## Input rows
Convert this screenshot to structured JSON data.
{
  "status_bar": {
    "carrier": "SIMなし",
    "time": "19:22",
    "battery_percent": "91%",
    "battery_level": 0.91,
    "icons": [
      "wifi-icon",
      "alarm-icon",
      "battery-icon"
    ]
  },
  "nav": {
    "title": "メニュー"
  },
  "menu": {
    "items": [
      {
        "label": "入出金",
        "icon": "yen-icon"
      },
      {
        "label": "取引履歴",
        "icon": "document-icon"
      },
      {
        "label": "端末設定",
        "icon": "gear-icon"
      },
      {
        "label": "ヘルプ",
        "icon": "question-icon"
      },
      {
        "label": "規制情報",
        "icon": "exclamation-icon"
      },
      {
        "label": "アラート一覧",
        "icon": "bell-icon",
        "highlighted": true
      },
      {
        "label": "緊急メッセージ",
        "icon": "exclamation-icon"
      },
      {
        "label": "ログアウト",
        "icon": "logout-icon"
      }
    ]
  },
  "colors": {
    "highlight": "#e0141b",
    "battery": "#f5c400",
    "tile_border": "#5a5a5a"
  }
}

## Exercise instructions
Please output the entries above, every line exactly as it reads.

## Result
Convert this screenshot to structured JSON data.
{
  "status_bar": {
    "carrier": "SIMなし",
    "time": "19:22",
    "battery_percent": "91%",
    "battery_level": 0.91,
    "icons": [
      "wifi-icon",
      "alarm-icon",
      "battery-icon"
    ]
  },
  "nav": {
    "title": "メニュー"
  },
  "menu": {
    "items": [
      {
        "label": "入出金",
        "icon": "yen-icon"
      },
      {
        "label": "取引履歴",
        "icon": "document-icon"
      },
      {
        "label": "端末設定",
        "icon": "gear-icon"
      },
      {
        "label": "ヘルプ",
        "icon": "question-icon"
      },
      {
        "label": "規制情報",
        "icon": "exclamation-icon"
      },
      {
        "label": "アラート一覧",
        "icon": "bell-icon",
        "highlighted": true
      },
      {
        "label": "緊急メッセージ",
        "icon": "exclamation-icon"
      },
      {
        "label": "ログアウト",
        "icon": "logout-icon"
      }
    ]
  },
  "colors": {
    "highlight": "#e0141b",
    "battery": "#f5c400",
    "tile_border": "#5a5a5a"
  }
}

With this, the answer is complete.